● WRITTEN INSTRUCTION
Each line that holds the word "marker" is to be identified and copied.

● PROVIDED DATA

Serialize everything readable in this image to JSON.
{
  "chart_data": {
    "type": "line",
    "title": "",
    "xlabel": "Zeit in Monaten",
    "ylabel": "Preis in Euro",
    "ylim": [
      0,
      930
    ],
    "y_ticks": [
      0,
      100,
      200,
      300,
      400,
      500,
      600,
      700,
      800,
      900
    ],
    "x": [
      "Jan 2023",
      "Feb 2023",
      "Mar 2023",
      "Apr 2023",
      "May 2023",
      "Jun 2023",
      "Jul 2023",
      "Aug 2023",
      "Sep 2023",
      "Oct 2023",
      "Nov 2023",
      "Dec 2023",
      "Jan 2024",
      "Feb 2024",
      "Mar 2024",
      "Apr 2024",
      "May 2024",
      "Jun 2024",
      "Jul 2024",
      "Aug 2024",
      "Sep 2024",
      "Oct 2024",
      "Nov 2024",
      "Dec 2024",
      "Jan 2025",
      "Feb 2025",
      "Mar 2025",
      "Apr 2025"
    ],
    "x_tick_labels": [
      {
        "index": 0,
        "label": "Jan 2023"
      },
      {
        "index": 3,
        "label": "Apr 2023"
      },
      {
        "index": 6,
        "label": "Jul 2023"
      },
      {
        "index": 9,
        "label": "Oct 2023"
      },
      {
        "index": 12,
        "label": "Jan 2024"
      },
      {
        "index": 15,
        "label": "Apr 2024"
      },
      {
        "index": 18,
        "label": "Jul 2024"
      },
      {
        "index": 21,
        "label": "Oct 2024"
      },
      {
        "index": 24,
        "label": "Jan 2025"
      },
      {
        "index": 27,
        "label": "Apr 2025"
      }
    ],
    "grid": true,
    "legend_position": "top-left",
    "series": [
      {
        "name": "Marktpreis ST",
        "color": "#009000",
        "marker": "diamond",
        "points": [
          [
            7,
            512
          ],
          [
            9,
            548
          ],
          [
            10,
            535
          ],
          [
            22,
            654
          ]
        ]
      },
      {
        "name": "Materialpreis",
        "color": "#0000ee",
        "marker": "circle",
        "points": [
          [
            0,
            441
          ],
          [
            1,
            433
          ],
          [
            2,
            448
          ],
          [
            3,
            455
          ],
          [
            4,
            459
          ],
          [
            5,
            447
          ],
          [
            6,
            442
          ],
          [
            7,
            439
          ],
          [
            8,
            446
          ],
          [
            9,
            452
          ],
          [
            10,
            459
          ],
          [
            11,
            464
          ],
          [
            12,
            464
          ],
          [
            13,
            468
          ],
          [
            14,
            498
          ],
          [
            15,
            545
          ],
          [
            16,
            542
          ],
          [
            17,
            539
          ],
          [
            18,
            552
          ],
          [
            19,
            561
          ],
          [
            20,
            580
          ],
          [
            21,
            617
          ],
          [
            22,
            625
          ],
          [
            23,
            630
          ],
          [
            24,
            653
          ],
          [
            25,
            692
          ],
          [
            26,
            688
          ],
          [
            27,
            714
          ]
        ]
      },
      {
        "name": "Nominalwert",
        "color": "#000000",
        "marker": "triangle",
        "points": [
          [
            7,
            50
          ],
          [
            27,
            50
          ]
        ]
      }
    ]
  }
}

● EXPECTED OUTPUT
        "marker": "diamond",
        "marker": "circle",
        "marker": "triangle",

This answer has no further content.